▸ Challenge:
Determine the number of lines in the data that include the word "title", and write only that number.

▸ Dataset content:
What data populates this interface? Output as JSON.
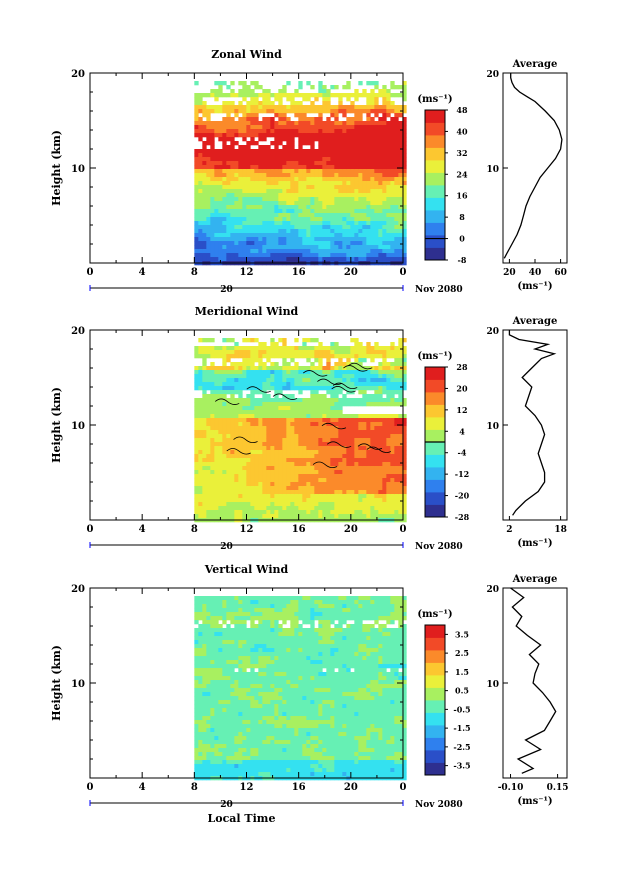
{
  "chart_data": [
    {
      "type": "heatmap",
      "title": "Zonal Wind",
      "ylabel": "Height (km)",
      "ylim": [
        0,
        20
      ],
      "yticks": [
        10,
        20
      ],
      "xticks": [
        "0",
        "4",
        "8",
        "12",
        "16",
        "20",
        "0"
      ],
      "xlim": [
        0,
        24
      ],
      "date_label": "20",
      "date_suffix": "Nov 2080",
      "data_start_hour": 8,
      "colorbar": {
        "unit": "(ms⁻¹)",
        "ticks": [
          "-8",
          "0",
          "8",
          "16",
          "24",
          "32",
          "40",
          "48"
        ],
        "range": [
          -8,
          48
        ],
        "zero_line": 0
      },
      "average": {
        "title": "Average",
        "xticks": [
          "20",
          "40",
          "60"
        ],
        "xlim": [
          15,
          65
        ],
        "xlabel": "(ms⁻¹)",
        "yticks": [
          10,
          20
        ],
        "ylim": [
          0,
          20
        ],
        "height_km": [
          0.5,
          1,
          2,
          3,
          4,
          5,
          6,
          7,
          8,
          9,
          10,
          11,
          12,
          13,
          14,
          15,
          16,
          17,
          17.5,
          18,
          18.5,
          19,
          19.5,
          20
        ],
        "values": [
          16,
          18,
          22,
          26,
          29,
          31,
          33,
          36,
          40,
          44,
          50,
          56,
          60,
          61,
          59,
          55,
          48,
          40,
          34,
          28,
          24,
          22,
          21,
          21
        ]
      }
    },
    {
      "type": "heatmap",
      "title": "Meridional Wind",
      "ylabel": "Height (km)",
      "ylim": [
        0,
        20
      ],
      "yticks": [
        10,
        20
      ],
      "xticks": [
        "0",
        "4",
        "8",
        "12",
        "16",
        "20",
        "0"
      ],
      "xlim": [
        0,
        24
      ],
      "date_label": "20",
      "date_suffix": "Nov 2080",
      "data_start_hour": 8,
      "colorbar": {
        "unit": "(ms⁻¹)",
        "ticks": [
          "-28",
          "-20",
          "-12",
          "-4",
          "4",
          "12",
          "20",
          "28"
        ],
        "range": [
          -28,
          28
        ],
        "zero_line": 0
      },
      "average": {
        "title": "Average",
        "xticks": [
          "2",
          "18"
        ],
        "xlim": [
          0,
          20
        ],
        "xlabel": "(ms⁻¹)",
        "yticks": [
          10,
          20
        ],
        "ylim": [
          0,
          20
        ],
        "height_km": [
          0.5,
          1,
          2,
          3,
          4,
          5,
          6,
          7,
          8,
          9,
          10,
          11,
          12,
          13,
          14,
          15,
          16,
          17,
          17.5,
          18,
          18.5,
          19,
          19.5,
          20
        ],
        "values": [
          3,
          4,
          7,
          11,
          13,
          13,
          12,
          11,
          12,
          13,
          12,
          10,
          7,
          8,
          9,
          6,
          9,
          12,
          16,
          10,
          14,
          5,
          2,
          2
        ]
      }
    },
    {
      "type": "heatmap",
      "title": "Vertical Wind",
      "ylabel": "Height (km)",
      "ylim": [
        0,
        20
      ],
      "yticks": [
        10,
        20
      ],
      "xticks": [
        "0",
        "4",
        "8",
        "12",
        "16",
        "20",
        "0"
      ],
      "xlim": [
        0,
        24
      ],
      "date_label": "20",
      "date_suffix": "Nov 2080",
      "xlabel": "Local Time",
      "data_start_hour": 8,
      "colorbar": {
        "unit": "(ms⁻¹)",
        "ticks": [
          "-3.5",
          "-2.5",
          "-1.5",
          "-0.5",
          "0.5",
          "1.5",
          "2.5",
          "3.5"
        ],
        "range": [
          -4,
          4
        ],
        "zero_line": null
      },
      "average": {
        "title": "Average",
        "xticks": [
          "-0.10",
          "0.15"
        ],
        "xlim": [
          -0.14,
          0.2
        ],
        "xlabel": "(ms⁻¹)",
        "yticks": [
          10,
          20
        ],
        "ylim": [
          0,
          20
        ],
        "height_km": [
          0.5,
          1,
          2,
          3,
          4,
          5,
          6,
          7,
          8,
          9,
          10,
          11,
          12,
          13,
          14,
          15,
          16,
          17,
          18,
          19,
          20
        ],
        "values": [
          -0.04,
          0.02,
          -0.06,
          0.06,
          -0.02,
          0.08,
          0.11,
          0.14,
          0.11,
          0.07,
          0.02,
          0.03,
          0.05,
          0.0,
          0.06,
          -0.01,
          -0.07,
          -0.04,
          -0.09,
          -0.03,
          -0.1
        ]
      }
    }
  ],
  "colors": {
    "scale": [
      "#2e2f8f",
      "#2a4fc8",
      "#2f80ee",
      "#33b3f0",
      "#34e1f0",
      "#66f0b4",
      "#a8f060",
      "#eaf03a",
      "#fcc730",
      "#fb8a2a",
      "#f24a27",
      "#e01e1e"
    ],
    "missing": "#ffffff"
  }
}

---

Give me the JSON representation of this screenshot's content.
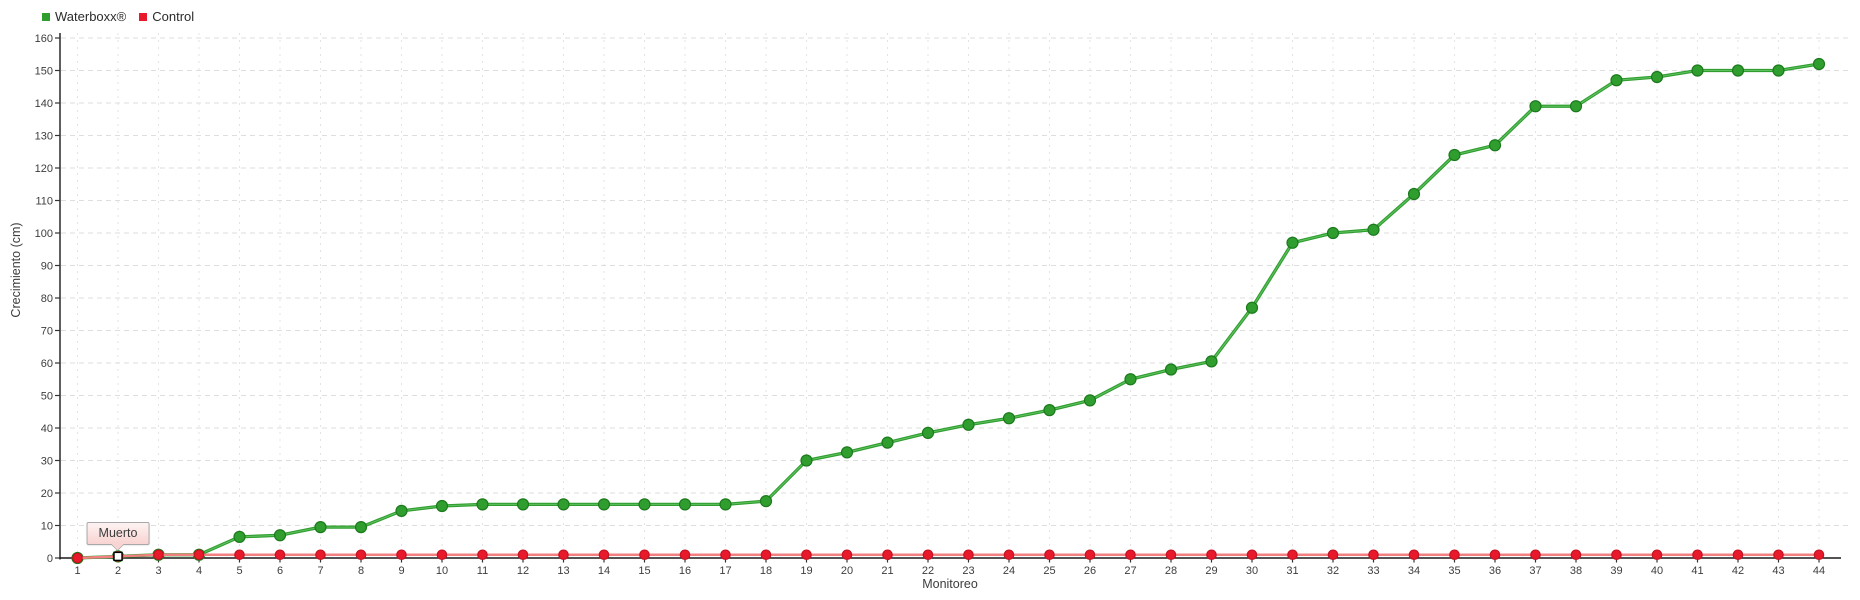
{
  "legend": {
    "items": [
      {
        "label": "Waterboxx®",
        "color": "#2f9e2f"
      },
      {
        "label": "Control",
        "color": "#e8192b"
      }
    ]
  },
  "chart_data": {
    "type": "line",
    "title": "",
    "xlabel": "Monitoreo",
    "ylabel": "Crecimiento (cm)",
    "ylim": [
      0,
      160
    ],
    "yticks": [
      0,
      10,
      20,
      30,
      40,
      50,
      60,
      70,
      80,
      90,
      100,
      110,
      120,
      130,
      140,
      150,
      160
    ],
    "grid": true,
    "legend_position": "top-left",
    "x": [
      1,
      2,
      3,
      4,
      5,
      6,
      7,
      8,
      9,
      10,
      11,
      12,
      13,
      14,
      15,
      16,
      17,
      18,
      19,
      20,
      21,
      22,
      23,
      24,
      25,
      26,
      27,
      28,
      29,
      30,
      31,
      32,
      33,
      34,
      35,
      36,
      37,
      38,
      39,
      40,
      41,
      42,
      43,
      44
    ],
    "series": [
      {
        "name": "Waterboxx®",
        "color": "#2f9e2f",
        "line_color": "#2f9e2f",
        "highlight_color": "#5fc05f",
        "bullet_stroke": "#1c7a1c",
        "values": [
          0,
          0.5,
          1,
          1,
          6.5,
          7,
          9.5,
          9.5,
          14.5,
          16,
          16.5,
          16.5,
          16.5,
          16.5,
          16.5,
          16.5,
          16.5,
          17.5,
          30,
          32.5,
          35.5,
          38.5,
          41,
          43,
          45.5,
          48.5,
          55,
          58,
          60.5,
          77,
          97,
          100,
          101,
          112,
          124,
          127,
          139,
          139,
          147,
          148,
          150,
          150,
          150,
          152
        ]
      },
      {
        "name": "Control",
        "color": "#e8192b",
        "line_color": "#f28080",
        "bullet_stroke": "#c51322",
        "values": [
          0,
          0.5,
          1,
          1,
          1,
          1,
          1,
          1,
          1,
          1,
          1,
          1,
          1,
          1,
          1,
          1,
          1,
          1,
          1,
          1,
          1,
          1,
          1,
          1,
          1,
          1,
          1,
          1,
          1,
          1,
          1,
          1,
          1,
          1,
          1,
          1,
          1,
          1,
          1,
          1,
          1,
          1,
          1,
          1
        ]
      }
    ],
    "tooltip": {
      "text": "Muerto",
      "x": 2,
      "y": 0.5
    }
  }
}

▸ Full solution:
7